The exercise: Each record must be retyped in full. No character may differ.

### Exercise inputs ###

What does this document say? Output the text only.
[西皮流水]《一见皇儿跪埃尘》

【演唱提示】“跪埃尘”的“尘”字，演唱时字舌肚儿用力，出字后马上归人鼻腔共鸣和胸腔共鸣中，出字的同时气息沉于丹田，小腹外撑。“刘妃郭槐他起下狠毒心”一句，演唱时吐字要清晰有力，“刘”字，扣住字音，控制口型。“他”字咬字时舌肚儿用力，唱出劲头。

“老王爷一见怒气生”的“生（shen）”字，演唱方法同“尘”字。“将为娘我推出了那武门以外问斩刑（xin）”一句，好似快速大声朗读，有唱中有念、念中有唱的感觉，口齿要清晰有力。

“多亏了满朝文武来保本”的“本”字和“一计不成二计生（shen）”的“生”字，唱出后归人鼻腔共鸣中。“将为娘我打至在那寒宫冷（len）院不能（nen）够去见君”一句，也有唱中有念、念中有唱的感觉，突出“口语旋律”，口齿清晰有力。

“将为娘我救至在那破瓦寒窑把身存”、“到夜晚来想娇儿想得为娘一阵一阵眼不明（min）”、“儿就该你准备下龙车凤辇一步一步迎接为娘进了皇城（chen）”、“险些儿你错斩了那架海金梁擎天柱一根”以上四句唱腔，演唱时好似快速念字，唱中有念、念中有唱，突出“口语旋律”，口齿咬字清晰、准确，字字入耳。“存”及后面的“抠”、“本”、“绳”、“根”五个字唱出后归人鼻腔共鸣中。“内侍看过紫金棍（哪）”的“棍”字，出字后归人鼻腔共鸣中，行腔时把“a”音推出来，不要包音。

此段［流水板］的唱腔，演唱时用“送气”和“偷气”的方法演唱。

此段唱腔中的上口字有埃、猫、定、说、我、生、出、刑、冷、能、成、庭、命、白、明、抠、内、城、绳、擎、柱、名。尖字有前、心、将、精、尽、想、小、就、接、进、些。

###

Result of the exercise:
What does this document say? Output the text only.
[西皮流水]《一见皇儿跪埃尘》

【演唱提示】“跪埃尘”的“尘”字，演唱时字舌肚儿用力，出字后马上归人鼻腔共鸣和胸腔共鸣中，出字的同时气息沉于丹田，小腹外撑。“刘妃郭槐他起下狠毒心”一句，演唱时吐字要清晰有力，“刘”字，扣住字音，控制口型。“他”字咬字时舌肚儿用力，唱出劲头。

“老王爷一见怒气生”的“生（shen）”字，演唱方法同“尘”字。“将为娘我推出了那武门以外问斩刑（xin）”一句，好似快速大声朗读，有唱中有念、念中有唱的感觉，口齿要清晰有力。

“多亏了满朝文武来保本”的“本”字和“一计不成二计生（shen）”的“生”字，唱出后归人鼻腔共鸣中。“将为娘我打至在那寒宫冷（len）院不能（nen）够去见君”一句，也有唱中有念、念中有唱的感觉，突出“口语旋律”，口齿清晰有力。

“将为娘我救至在那破瓦寒窑把身存”、“到夜晚来想娇儿想得为娘一阵一阵眼不明（min）”、“儿就该你准备下龙车凤辇一步一步迎接为娘进了皇城（chen）”、“险些儿你错斩了那架海金梁擎天柱一根”以上四句唱腔，演唱时好似快速念字，唱中有念、念中有唱，突出“口语旋律”，口齿咬字清晰、准确，字字入耳。“存”及后面的“抠”、“本”、“绳”、“根”五个字唱出后归人鼻腔共鸣中。“内侍看过紫金棍（哪）”的“棍”字，出字后归人鼻腔共鸣中，行腔时把“a”音推出来，不要包音。

此段［流水板］的唱腔，演唱时用“送气”和“偷气”的方法演唱。

此段唱腔中的上口字有埃、猫、定、说、我、生、出、刑、冷、能、成、庭、命、白、明、抠、内、城、绳、擎、柱、名。尖字有前、心、将、精、尽、想、小、就、接、进、些。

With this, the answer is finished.